## Start
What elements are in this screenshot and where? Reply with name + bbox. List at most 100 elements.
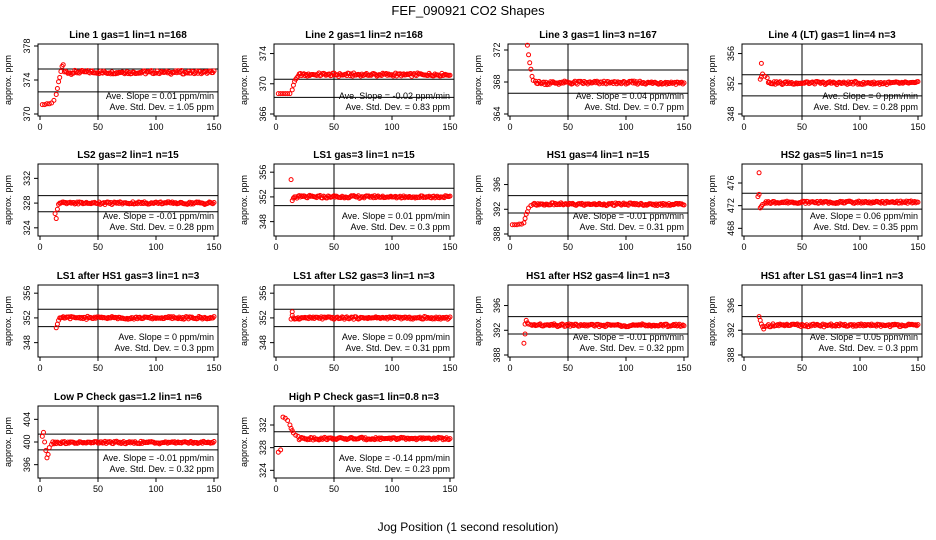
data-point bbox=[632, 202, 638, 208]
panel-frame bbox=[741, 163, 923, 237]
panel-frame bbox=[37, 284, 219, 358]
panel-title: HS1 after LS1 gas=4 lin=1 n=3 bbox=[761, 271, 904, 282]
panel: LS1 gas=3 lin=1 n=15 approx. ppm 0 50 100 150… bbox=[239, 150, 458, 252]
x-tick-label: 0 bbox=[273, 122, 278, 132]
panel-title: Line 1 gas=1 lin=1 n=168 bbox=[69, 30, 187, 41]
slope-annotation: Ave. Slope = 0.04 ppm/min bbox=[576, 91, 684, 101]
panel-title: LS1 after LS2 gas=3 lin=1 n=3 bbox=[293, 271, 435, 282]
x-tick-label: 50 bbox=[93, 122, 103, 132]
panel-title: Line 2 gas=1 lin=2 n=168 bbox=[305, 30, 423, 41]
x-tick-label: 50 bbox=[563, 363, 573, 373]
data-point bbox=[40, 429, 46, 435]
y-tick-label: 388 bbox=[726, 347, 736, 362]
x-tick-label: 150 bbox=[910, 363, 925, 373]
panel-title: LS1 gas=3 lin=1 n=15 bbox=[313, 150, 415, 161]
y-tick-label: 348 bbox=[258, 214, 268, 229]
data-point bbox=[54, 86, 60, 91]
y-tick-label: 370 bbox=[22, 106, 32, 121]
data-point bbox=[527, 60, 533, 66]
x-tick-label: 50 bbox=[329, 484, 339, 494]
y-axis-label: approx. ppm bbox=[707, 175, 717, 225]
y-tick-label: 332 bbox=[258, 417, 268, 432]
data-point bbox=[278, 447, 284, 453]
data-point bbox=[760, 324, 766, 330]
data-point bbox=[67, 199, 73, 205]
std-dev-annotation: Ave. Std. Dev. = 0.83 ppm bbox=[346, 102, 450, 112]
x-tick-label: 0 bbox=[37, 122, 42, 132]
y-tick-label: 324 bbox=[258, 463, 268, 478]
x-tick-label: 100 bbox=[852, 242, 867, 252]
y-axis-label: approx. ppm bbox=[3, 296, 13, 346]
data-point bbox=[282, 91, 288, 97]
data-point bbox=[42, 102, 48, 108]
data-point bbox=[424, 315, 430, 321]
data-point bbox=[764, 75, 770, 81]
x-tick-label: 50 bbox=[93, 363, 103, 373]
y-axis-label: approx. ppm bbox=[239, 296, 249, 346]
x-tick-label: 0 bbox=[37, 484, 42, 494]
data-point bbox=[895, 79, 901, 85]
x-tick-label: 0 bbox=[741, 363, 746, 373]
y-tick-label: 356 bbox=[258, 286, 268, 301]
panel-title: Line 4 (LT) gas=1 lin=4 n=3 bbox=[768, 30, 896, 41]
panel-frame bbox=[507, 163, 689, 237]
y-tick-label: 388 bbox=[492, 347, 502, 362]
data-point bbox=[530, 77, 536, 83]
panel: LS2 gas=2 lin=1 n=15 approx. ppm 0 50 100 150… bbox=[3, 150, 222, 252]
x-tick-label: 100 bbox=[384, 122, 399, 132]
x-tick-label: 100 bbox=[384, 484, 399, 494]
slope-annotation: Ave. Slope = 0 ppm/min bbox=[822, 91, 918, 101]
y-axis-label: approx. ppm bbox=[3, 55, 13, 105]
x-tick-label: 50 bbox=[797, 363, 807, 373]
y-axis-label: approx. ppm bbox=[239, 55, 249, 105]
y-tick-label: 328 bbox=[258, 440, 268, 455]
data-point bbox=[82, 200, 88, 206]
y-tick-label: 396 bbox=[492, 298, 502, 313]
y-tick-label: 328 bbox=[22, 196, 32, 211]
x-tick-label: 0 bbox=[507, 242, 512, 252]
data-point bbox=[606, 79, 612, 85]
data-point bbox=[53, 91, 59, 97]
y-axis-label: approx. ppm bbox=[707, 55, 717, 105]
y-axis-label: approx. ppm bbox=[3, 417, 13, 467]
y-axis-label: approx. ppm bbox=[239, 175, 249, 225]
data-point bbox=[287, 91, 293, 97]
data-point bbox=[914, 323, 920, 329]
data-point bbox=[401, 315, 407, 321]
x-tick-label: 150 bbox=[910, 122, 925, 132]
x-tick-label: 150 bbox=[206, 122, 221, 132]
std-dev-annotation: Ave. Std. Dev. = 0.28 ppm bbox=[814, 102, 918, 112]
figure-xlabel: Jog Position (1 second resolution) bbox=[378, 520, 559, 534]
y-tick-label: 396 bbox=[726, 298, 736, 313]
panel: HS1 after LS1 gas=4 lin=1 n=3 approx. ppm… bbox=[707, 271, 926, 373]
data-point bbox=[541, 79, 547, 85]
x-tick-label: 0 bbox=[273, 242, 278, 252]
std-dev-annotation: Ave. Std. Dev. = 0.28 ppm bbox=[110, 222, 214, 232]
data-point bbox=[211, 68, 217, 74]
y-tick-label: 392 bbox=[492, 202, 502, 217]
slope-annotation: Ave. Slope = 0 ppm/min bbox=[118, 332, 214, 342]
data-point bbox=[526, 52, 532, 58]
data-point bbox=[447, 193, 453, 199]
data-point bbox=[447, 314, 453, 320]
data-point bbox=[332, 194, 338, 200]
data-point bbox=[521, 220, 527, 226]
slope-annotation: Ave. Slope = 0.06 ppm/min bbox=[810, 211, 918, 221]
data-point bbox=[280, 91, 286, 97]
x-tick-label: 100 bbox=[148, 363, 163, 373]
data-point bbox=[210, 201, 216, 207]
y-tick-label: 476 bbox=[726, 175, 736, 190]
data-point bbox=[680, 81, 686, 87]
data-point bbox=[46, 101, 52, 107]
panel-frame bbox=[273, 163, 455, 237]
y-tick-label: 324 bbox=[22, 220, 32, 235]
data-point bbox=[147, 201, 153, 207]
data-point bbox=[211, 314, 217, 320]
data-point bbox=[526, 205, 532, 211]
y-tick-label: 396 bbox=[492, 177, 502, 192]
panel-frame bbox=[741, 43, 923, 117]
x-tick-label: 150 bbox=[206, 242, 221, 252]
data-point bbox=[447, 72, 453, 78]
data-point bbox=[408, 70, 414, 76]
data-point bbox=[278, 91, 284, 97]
## End
What the exercise asks: Copy out the listing above again line for line, dropping the picture.

Response:
What elements are in this screenshot and where? Reply with name + bbox. List at most 100 elements.
data-point bbox=[632, 202, 638, 208]
panel-frame bbox=[741, 163, 923, 237]
panel-frame bbox=[37, 284, 219, 358]
panel-title: HS1 after LS1 gas=4 lin=1 n=3 bbox=[761, 271, 904, 282]
panel: LS1 gas=3 lin=1 n=15 approx. ppm 0 50 100 150… bbox=[239, 150, 458, 252]
x-tick-label: 0 bbox=[273, 122, 278, 132]
panel-title: Line 1 gas=1 lin=1 n=168 bbox=[69, 30, 187, 41]
slope-annotation: Ave. Slope = 0.04 ppm/min bbox=[576, 91, 684, 101]
panel-title: LS1 after LS2 gas=3 lin=1 n=3 bbox=[293, 271, 435, 282]
x-tick-label: 50 bbox=[93, 122, 103, 132]
panel-title: Line 2 gas=1 lin=2 n=168 bbox=[305, 30, 423, 41]
x-tick-label: 50 bbox=[563, 363, 573, 373]
data-point bbox=[40, 429, 46, 435]
y-tick-label: 388 bbox=[726, 347, 736, 362]
x-tick-label: 150 bbox=[910, 363, 925, 373]
panel-title: LS1 gas=3 lin=1 n=15 bbox=[313, 150, 415, 161]
y-tick-label: 348 bbox=[258, 214, 268, 229]
data-point bbox=[54, 86, 60, 91]
y-tick-label: 370 bbox=[22, 106, 32, 121]
data-point bbox=[527, 60, 533, 66]
x-tick-label: 50 bbox=[329, 484, 339, 494]
y-axis-label: approx. ppm bbox=[707, 175, 717, 225]
y-tick-label: 332 bbox=[258, 417, 268, 432]
data-point bbox=[278, 447, 284, 453]
data-point bbox=[760, 324, 766, 330]
data-point bbox=[67, 199, 73, 205]
std-dev-annotation: Ave. Std. Dev. = 0.83 ppm bbox=[346, 102, 450, 112]
x-tick-label: 0 bbox=[37, 122, 42, 132]
y-tick-label: 324 bbox=[258, 463, 268, 478]
x-tick-label: 100 bbox=[852, 242, 867, 252]
y-axis-label: approx. ppm bbox=[3, 296, 13, 346]
data-point bbox=[282, 91, 288, 97]
data-point bbox=[42, 102, 48, 108]
data-point bbox=[424, 315, 430, 321]
data-point bbox=[764, 75, 770, 81]
x-tick-label: 50 bbox=[93, 363, 103, 373]
y-axis-label: approx. ppm bbox=[239, 296, 249, 346]
x-tick-label: 0 bbox=[37, 484, 42, 494]
data-point bbox=[895, 79, 901, 85]
x-tick-label: 0 bbox=[741, 363, 746, 373]
y-tick-label: 356 bbox=[258, 286, 268, 301]
panel-title: Line 4 (LT) gas=1 lin=4 n=3 bbox=[768, 30, 896, 41]
panel-frame bbox=[507, 163, 689, 237]
y-tick-label: 388 bbox=[492, 347, 502, 362]
data-point bbox=[530, 77, 536, 83]
panel: LS2 gas=2 lin=1 n=15 approx. ppm 0 50 100 150… bbox=[3, 150, 222, 252]
x-tick-label: 100 bbox=[384, 122, 399, 132]
x-tick-label: 100 bbox=[384, 484, 399, 494]
slope-annotation: Ave. Slope = 0 ppm/min bbox=[822, 91, 918, 101]
y-axis-label: approx. ppm bbox=[3, 55, 13, 105]
x-tick-label: 50 bbox=[797, 363, 807, 373]
y-axis-label: approx. ppm bbox=[239, 55, 249, 105]
y-tick-label: 328 bbox=[258, 440, 268, 455]
data-point bbox=[82, 200, 88, 206]
y-tick-label: 396 bbox=[492, 298, 502, 313]
y-tick-label: 328 bbox=[22, 196, 32, 211]
x-tick-label: 0 bbox=[507, 242, 512, 252]
data-point bbox=[606, 79, 612, 85]
data-point bbox=[53, 91, 59, 97]
y-axis-label: approx. ppm bbox=[707, 55, 717, 105]
y-axis-label: approx. ppm bbox=[3, 417, 13, 467]
y-axis-label: approx. ppm bbox=[239, 175, 249, 225]
data-point bbox=[287, 91, 293, 97]
data-point bbox=[914, 323, 920, 329]
data-point bbox=[401, 315, 407, 321]
x-tick-label: 150 bbox=[910, 122, 925, 132]
x-tick-label: 150 bbox=[206, 122, 221, 132]
std-dev-annotation: Ave. Std. Dev. = 0.28 ppm bbox=[814, 102, 918, 112]
figure-xlabel: Jog Position (1 second resolution) bbox=[378, 520, 559, 534]
y-tick-label: 396 bbox=[726, 298, 736, 313]
panel: HS1 after LS1 gas=4 lin=1 n=3 approx. ppm… bbox=[707, 271, 926, 373]
data-point bbox=[541, 79, 547, 85]
x-tick-label: 0 bbox=[273, 242, 278, 252]
std-dev-annotation: Ave. Std. Dev. = 0.28 ppm bbox=[110, 222, 214, 232]
data-point bbox=[211, 68, 217, 74]
y-tick-label: 392 bbox=[492, 202, 502, 217]
slope-annotation: Ave. Slope = 0 ppm/min bbox=[118, 332, 214, 342]
data-point bbox=[526, 52, 532, 58]
data-point bbox=[447, 193, 453, 199]
data-point bbox=[447, 314, 453, 320]
data-point bbox=[332, 194, 338, 200]
data-point bbox=[521, 220, 527, 226]
slope-annotation: Ave. Slope = 0.06 ppm/min bbox=[810, 211, 918, 221]
data-point bbox=[280, 91, 286, 97]
x-tick-label: 100 bbox=[148, 363, 163, 373]
data-point bbox=[210, 201, 216, 207]
y-tick-label: 476 bbox=[726, 175, 736, 190]
data-point bbox=[680, 81, 686, 87]
data-point bbox=[46, 101, 52, 107]
panel-frame bbox=[273, 163, 455, 237]
y-tick-label: 324 bbox=[22, 220, 32, 235]
data-point bbox=[147, 201, 153, 207]
data-point bbox=[211, 314, 217, 320]
data-point bbox=[526, 205, 532, 211]
y-tick-label: 396 bbox=[492, 177, 502, 192]
panel-frame bbox=[741, 43, 923, 117]
x-tick-label: 150 bbox=[206, 242, 221, 252]
data-point bbox=[447, 72, 453, 78]
data-point bbox=[408, 70, 414, 76]
data-point bbox=[278, 91, 284, 97]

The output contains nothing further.